Short problem: Each entry below is to be transcribed exactly.

Entries taken from a collection:
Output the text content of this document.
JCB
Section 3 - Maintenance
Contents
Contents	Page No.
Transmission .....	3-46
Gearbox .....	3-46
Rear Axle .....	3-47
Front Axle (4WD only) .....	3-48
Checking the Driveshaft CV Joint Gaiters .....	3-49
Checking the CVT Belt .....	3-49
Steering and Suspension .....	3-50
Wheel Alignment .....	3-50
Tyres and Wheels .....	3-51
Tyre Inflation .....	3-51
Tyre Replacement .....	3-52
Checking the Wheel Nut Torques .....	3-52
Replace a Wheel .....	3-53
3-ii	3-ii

Result:
Output the text content of this document.
JCB
Section 3 - Maintenance
Contents
Contents	Page No.
Transmission .....	3-46
Gearbox .....	3-46
Rear Axle .....	3-47
Front Axle (4WD only) .....	3-48
Checking the Driveshaft CV Joint Gaiters .....	3-49
Checking the CVT Belt .....	3-49
Steering and Suspension .....	3-50
Wheel Alignment .....	3-50
Tyres and Wheels .....	3-51
Tyre Inflation .....	3-51
Tyre Replacement .....	3-52
Checking the Wheel Nut Torques .....	3-52
Replace a Wheel .....	3-53
3-ii	3-ii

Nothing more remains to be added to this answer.